→ REQUIREMENT
Reproduce every line of the records below without changing anything.

→ ENTRIES SHOWN
####

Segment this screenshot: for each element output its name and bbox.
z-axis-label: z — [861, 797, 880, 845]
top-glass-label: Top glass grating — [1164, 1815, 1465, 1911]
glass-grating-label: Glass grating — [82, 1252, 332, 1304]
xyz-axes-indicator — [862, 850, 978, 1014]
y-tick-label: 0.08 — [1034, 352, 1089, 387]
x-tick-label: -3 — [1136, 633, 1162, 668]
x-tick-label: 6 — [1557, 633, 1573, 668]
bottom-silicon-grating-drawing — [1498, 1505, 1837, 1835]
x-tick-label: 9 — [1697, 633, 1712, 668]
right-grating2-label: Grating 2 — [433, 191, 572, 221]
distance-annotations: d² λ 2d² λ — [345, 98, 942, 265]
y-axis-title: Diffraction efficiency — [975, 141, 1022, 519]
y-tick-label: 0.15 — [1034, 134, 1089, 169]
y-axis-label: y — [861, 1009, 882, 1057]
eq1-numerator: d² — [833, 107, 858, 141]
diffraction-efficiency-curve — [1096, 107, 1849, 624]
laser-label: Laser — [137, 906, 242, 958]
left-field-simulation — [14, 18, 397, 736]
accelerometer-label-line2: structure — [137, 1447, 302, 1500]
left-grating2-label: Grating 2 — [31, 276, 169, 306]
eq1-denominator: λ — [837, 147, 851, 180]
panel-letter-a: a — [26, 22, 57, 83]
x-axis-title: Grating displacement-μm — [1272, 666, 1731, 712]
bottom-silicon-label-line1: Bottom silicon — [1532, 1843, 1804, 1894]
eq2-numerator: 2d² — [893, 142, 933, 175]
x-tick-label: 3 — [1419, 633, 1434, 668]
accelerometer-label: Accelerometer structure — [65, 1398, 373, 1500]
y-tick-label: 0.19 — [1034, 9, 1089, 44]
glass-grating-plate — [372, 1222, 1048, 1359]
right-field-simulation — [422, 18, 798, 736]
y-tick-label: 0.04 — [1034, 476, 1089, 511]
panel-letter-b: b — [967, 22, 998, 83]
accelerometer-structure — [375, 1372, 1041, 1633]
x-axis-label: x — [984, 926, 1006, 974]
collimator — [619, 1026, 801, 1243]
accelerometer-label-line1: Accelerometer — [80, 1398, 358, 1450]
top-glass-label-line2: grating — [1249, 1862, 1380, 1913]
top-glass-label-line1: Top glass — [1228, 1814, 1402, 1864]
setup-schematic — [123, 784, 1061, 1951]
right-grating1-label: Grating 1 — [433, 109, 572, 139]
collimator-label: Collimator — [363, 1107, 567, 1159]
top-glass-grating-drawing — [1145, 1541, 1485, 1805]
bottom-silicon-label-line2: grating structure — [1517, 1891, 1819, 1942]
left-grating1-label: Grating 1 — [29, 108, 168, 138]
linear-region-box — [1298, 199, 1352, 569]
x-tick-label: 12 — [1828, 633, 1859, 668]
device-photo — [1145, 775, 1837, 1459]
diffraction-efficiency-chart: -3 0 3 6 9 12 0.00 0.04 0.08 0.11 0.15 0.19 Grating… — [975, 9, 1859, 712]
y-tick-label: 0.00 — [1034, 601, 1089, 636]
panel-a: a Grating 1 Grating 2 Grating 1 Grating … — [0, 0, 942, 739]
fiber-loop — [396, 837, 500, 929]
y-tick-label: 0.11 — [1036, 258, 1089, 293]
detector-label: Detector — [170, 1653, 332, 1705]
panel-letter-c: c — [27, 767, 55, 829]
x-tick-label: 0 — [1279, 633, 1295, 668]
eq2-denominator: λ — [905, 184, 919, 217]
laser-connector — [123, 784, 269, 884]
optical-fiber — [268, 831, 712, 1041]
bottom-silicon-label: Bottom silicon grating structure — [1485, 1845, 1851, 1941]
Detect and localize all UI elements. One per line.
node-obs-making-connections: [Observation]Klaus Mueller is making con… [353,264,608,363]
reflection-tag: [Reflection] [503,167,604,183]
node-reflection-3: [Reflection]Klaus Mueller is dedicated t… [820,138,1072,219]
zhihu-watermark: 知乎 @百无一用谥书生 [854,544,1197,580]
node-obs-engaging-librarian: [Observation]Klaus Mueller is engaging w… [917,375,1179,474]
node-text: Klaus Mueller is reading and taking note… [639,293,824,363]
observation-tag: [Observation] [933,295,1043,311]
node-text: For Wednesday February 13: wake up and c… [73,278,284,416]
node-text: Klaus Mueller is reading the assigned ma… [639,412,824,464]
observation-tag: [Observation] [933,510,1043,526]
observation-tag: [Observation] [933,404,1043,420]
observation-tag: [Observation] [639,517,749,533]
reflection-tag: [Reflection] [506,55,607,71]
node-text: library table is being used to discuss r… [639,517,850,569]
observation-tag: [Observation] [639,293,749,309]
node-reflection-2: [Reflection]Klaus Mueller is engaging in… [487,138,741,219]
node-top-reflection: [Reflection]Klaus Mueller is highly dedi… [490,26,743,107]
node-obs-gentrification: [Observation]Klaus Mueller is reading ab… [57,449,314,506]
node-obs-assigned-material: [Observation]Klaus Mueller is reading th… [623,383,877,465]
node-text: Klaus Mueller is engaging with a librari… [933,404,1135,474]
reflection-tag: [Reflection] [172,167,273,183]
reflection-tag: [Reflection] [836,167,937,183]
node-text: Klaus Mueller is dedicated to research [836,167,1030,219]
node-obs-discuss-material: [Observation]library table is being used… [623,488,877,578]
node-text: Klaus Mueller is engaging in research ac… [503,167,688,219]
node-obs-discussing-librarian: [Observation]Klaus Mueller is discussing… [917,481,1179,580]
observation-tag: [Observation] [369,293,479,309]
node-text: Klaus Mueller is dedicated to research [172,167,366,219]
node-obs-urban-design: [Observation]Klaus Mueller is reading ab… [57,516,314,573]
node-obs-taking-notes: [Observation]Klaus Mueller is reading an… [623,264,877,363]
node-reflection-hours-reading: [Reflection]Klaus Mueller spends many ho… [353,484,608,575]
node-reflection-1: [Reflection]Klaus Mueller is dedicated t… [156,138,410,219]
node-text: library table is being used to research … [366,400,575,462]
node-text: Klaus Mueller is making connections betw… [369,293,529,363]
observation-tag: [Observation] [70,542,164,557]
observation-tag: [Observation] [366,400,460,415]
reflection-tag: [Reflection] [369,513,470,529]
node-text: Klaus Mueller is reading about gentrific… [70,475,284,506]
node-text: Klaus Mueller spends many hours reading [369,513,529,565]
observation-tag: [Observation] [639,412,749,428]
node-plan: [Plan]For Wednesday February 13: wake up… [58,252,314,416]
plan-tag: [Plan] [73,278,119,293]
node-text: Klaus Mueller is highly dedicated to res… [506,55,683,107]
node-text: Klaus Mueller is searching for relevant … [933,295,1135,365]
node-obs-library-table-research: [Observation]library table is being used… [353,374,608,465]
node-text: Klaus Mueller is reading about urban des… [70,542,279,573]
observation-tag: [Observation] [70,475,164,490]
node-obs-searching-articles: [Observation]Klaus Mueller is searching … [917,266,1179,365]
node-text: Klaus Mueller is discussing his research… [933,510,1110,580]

####

→ TASK OUTPUT
Segment this screenshot: for each element output its name and bbox.
z-axis-label: z — [861, 797, 880, 845]
top-glass-label: Top glass grating — [1164, 1815, 1465, 1911]
glass-grating-label: Glass grating — [82, 1252, 332, 1304]
xyz-axes-indicator — [862, 850, 978, 1014]
y-tick-label: 0.08 — [1034, 352, 1089, 387]
x-tick-label: -3 — [1136, 633, 1162, 668]
x-tick-label: 6 — [1557, 633, 1573, 668]
bottom-silicon-grating-drawing — [1498, 1505, 1837, 1835]
x-tick-label: 9 — [1697, 633, 1712, 668]
right-grating2-label: Grating 2 — [433, 191, 572, 221]
distance-annotations: d² λ 2d² λ — [345, 98, 942, 265]
y-axis-title: Diffraction efficiency — [975, 141, 1022, 519]
y-tick-label: 0.15 — [1034, 134, 1089, 169]
y-axis-label: y — [861, 1009, 882, 1057]
eq1-numerator: d² — [833, 107, 858, 141]
diffraction-efficiency-curve — [1096, 107, 1849, 624]
laser-label: Laser — [137, 906, 242, 958]
left-field-simulation — [14, 18, 397, 736]
accelerometer-label-line2: structure — [137, 1447, 302, 1500]
left-grating2-label: Grating 2 — [31, 276, 169, 306]
eq1-denominator: λ — [837, 147, 851, 180]
panel-letter-a: a — [26, 22, 57, 83]
x-axis-title: Grating displacement-μm — [1272, 666, 1731, 712]
bottom-silicon-label-line1: Bottom silicon — [1532, 1843, 1804, 1894]
eq2-numerator: 2d² — [893, 142, 933, 175]
x-tick-label: 3 — [1419, 633, 1434, 668]
accelerometer-label: Accelerometer structure — [65, 1398, 373, 1500]
y-tick-label: 0.19 — [1034, 9, 1089, 44]
glass-grating-plate — [372, 1222, 1048, 1359]
right-field-simulation — [422, 18, 798, 736]
y-tick-label: 0.04 — [1034, 476, 1089, 511]
panel-letter-b: b — [967, 22, 998, 83]
accelerometer-structure — [375, 1372, 1041, 1633]
x-axis-label: x — [984, 926, 1006, 974]
collimator — [619, 1026, 801, 1243]
accelerometer-label-line1: Accelerometer — [80, 1398, 358, 1450]
top-glass-label-line2: grating — [1249, 1862, 1380, 1913]
top-glass-label-line1: Top glass — [1228, 1814, 1402, 1864]
setup-schematic — [123, 784, 1061, 1951]
right-grating1-label: Grating 1 — [433, 109, 572, 139]
collimator-label: Collimator — [363, 1107, 567, 1159]
top-glass-grating-drawing — [1145, 1541, 1485, 1805]
bottom-silicon-label-line2: grating structure — [1517, 1891, 1819, 1942]
left-grating1-label: Grating 1 — [29, 108, 168, 138]
linear-region-box — [1298, 199, 1352, 569]
x-tick-label: 12 — [1828, 633, 1859, 668]
device-photo — [1145, 775, 1837, 1459]
diffraction-efficiency-chart: -3 0 3 6 9 12 0.00 0.04 0.08 0.11 0.15 0.19 Grating… — [975, 9, 1859, 712]
y-tick-label: 0.00 — [1034, 601, 1089, 636]
panel-a: a Grating 1 Grating 2 Grating 1 Grating … — [0, 0, 942, 739]
fiber-loop — [396, 837, 500, 929]
y-tick-label: 0.11 — [1036, 258, 1089, 293]
detector-label: Detector — [170, 1653, 332, 1705]
panel-letter-c: c — [27, 767, 55, 829]
x-tick-label: 0 — [1279, 633, 1295, 668]
eq2-denominator: λ — [905, 184, 919, 217]
laser-connector — [123, 784, 269, 884]
optical-fiber — [268, 831, 712, 1041]
bottom-silicon-label: Bottom silicon grating structure — [1485, 1845, 1851, 1941]
Detect and localize all UI elements. One per line.
node-obs-making-connections: [Observation]Klaus Mueller is making con… [353,264,608,363]
reflection-tag: [Reflection] [503,167,604,183]
node-reflection-3: [Reflection]Klaus Mueller is dedicated t… [820,138,1072,219]
zhihu-watermark: 知乎 @百无一用谥书生 [854,544,1197,580]
node-obs-engaging-librarian: [Observation]Klaus Mueller is engaging w… [917,375,1179,474]
node-text: Klaus Mueller is reading and taking note… [639,293,824,363]
observation-tag: [Observation] [933,295,1043,311]
node-text: For Wednesday February 13: wake up and c… [73,278,284,416]
node-text: Klaus Mueller is reading the assigned ma… [639,412,824,464]
observation-tag: [Observation] [933,510,1043,526]
observation-tag: [Observation] [933,404,1043,420]
observation-tag: [Observation] [639,517,749,533]
reflection-tag: [Reflection] [506,55,607,71]
node-text: library table is being used to discuss r… [639,517,850,569]
observation-tag: [Observation] [639,293,749,309]
node-reflection-2: [Reflection]Klaus Mueller is engaging in… [487,138,741,219]
node-top-reflection: [Reflection]Klaus Mueller is highly dedi… [490,26,743,107]
node-obs-gentrification: [Observation]Klaus Mueller is reading ab… [57,449,314,506]
node-obs-assigned-material: [Observation]Klaus Mueller is reading th… [623,383,877,465]
node-text: Klaus Mueller is engaging with a librari… [933,404,1135,474]
reflection-tag: [Reflection] [172,167,273,183]
reflection-tag: [Reflection] [836,167,937,183]
node-text: Klaus Mueller is dedicated to research [836,167,1030,219]
node-obs-discuss-material: [Observation]library table is being used… [623,488,877,578]
node-text: Klaus Mueller is engaging in research ac… [503,167,688,219]
node-obs-discussing-librarian: [Observation]Klaus Mueller is discussing… [917,481,1179,580]
observation-tag: [Observation] [369,293,479,309]
node-text: Klaus Mueller is dedicated to research [172,167,366,219]
node-obs-urban-design: [Observation]Klaus Mueller is reading ab… [57,516,314,573]
node-obs-taking-notes: [Observation]Klaus Mueller is reading an… [623,264,877,363]
node-reflection-hours-reading: [Reflection]Klaus Mueller spends many ho… [353,484,608,575]
node-reflection-1: [Reflection]Klaus Mueller is dedicated t… [156,138,410,219]
node-text: library table is being used to research … [366,400,575,462]
node-text: Klaus Mueller is making connections betw… [369,293,529,363]
observation-tag: [Observation] [70,542,164,557]
observation-tag: [Observation] [366,400,460,415]
reflection-tag: [Reflection] [369,513,470,529]
node-text: Klaus Mueller is reading about gentrific… [70,475,284,506]
node-text: Klaus Mueller spends many hours reading [369,513,529,565]
observation-tag: [Observation] [639,412,749,428]
node-plan: [Plan]For Wednesday February 13: wake up… [58,252,314,416]
plan-tag: [Plan] [73,278,119,293]
node-text: Klaus Mueller is highly dedicated to res… [506,55,683,107]
node-text: Klaus Mueller is searching for relevant … [933,295,1135,365]
node-obs-library-table-research: [Observation]library table is being used… [353,374,608,465]
node-text: Klaus Mueller is reading about urban des… [70,542,279,573]
observation-tag: [Observation] [70,475,164,490]
node-obs-searching-articles: [Observation]Klaus Mueller is searching … [917,266,1179,365]
node-text: Klaus Mueller is discussing his research… [933,510,1110,580]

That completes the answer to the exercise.